▸ Task requirements:
Look through the lines below and extract each one that contains "this".

--- BEGIN Dataset rows ---

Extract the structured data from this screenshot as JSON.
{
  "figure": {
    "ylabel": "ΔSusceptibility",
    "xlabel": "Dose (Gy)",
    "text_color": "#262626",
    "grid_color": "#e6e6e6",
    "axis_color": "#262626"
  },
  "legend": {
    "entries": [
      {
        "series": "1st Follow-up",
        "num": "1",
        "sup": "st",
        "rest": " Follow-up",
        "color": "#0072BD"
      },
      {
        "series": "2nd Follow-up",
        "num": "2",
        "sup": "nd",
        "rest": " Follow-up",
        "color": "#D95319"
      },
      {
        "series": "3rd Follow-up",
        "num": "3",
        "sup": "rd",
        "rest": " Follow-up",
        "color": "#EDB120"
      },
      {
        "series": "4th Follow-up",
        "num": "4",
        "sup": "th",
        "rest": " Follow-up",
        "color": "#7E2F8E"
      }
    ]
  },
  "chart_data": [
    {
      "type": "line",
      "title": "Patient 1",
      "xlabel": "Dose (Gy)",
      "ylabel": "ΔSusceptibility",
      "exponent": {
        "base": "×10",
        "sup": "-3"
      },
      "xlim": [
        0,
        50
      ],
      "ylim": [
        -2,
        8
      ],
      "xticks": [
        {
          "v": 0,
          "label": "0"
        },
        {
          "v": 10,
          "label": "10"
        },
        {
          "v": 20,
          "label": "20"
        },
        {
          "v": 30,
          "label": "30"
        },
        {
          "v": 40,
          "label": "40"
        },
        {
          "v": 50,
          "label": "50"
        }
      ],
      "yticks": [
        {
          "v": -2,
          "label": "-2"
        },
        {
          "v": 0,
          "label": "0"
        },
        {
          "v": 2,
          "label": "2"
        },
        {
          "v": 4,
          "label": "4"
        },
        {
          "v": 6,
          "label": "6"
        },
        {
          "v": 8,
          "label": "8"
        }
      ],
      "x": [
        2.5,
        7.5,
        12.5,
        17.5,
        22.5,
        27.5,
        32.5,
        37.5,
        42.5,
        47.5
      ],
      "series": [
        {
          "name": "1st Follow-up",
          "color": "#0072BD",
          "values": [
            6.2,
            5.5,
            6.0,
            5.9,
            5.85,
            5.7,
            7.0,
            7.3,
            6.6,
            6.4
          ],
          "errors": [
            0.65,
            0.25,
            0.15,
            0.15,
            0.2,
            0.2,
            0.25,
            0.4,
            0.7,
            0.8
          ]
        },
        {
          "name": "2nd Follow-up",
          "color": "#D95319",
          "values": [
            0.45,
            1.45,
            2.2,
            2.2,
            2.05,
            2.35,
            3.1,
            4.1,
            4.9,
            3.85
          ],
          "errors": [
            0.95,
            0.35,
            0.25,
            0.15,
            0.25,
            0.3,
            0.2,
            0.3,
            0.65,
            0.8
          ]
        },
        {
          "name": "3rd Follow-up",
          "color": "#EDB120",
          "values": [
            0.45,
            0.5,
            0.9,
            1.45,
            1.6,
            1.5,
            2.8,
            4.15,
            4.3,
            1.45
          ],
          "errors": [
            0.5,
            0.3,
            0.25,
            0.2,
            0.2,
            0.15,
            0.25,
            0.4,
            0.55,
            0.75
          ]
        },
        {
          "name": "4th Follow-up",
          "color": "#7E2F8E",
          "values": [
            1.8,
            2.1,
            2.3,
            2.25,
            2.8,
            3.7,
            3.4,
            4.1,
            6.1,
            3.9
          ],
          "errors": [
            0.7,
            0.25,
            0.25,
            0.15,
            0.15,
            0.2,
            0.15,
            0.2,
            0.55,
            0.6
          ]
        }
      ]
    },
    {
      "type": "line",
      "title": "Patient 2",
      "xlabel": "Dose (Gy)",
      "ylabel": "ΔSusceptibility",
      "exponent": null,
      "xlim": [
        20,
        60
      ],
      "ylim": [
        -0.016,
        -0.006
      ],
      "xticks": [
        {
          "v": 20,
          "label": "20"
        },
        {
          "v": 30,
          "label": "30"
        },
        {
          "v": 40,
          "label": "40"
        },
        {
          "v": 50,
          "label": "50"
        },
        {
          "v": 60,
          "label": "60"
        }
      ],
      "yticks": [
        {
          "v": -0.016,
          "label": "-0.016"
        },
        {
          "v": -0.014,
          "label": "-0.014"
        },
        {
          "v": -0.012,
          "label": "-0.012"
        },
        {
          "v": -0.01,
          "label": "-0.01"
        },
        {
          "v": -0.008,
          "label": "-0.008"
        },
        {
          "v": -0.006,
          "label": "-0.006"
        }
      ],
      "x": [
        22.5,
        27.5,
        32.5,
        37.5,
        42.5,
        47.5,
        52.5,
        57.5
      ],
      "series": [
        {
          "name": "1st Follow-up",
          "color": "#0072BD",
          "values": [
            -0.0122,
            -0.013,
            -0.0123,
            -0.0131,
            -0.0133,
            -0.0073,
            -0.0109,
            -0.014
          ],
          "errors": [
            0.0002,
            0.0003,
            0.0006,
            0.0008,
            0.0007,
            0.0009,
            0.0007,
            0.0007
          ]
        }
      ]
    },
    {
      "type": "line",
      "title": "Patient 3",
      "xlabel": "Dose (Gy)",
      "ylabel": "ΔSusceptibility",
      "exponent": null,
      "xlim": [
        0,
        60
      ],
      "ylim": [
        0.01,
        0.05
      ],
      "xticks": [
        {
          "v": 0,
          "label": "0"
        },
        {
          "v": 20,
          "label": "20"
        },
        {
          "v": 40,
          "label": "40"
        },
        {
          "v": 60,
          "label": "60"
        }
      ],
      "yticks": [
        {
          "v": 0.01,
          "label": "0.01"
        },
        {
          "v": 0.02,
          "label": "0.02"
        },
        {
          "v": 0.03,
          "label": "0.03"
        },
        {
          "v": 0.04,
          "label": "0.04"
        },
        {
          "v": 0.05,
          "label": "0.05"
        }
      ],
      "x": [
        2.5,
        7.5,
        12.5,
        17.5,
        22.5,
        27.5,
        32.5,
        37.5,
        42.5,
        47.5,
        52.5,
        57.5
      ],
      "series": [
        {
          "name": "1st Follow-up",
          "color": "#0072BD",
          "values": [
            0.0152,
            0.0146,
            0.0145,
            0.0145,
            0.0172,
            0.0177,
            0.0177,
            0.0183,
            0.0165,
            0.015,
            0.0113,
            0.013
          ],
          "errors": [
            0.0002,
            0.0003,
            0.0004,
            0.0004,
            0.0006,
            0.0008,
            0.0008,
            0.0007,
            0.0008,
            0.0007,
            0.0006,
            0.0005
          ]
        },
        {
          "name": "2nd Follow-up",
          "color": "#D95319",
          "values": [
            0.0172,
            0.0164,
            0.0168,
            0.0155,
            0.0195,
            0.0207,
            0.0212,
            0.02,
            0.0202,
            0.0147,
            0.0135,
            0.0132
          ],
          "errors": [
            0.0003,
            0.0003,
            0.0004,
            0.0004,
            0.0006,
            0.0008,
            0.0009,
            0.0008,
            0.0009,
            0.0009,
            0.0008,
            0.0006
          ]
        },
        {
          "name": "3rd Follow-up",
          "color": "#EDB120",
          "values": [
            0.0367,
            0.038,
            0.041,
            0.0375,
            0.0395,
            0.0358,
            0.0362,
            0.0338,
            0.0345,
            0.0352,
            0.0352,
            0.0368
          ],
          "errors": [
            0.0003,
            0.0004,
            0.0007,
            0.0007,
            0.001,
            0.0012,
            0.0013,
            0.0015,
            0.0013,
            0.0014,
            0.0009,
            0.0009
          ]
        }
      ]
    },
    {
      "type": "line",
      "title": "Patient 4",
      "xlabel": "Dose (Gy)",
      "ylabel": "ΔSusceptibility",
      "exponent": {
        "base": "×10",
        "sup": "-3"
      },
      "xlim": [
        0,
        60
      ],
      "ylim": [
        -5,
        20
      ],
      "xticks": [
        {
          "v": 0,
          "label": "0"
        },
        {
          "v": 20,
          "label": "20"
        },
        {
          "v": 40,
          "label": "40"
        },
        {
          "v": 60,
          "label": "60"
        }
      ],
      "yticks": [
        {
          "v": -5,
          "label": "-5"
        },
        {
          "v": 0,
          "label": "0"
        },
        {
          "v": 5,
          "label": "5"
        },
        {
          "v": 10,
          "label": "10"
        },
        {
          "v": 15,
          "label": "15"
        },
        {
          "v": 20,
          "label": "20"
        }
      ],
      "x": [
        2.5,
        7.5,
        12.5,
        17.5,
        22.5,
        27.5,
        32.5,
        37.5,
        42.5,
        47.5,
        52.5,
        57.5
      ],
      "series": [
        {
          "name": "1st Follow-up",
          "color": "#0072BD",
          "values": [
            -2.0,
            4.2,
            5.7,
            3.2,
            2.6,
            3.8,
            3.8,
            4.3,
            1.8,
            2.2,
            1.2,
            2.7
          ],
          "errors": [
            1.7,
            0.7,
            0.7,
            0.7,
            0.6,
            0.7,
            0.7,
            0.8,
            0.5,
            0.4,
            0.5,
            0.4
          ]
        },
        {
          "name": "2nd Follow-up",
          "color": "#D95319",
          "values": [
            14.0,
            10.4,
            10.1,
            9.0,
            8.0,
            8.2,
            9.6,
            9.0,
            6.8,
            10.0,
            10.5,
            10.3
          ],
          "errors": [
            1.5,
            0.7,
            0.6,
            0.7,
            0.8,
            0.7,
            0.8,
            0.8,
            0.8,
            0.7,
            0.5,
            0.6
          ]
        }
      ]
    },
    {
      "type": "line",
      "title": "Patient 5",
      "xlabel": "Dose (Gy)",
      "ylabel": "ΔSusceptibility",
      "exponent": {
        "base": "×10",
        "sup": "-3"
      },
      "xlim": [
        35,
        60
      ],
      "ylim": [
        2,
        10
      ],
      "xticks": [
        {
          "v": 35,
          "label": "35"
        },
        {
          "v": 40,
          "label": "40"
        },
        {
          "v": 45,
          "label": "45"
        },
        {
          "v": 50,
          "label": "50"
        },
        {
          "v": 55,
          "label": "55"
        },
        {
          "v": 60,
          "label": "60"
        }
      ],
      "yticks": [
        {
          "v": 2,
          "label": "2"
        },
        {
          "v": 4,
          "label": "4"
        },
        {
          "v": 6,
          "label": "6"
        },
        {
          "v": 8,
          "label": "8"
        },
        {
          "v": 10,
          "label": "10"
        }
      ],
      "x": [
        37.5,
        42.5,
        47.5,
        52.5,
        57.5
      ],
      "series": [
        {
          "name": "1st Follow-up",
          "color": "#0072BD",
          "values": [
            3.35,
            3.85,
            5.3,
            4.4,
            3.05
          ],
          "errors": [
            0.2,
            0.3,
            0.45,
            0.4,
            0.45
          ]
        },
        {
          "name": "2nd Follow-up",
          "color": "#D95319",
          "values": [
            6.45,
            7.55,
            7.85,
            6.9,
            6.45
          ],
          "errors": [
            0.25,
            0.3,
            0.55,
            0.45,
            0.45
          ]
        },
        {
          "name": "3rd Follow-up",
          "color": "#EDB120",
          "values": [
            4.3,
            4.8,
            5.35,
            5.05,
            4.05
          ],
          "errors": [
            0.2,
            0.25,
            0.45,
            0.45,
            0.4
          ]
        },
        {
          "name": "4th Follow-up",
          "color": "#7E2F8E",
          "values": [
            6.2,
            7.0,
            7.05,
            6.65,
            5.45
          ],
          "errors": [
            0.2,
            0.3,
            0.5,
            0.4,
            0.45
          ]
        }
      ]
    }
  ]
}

--- END Dataset rows ---
--- BEGIN Dataset rows ---

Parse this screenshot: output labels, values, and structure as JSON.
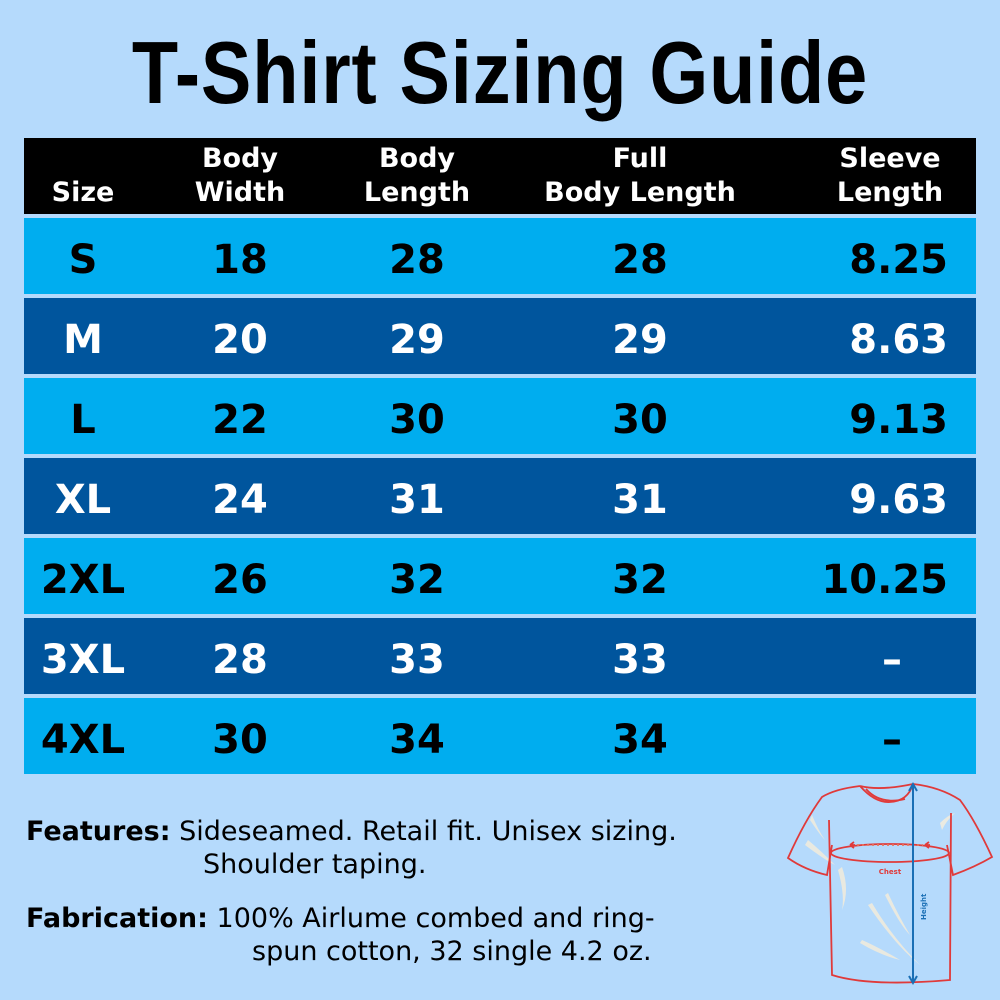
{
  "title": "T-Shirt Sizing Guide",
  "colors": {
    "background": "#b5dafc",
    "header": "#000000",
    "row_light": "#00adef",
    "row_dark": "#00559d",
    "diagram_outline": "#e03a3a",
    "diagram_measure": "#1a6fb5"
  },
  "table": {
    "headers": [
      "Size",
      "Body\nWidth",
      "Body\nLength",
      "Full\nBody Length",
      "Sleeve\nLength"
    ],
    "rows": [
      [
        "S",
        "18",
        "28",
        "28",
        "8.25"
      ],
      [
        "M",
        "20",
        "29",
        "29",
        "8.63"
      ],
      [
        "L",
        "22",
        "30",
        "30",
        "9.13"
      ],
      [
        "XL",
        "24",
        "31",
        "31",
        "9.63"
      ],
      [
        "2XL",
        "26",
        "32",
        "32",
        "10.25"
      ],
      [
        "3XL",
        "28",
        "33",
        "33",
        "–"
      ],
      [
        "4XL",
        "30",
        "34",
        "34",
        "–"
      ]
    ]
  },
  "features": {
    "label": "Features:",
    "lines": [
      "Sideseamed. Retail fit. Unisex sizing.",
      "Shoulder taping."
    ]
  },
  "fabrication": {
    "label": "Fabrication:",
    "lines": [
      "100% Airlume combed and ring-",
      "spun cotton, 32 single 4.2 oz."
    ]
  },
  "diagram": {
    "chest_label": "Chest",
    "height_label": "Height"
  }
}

--- END Dataset rows ---

▸ Solution:
Extract the structured data from this screenshot as JSON.
Parse this screenshot: output labels, values, and structure as JSON.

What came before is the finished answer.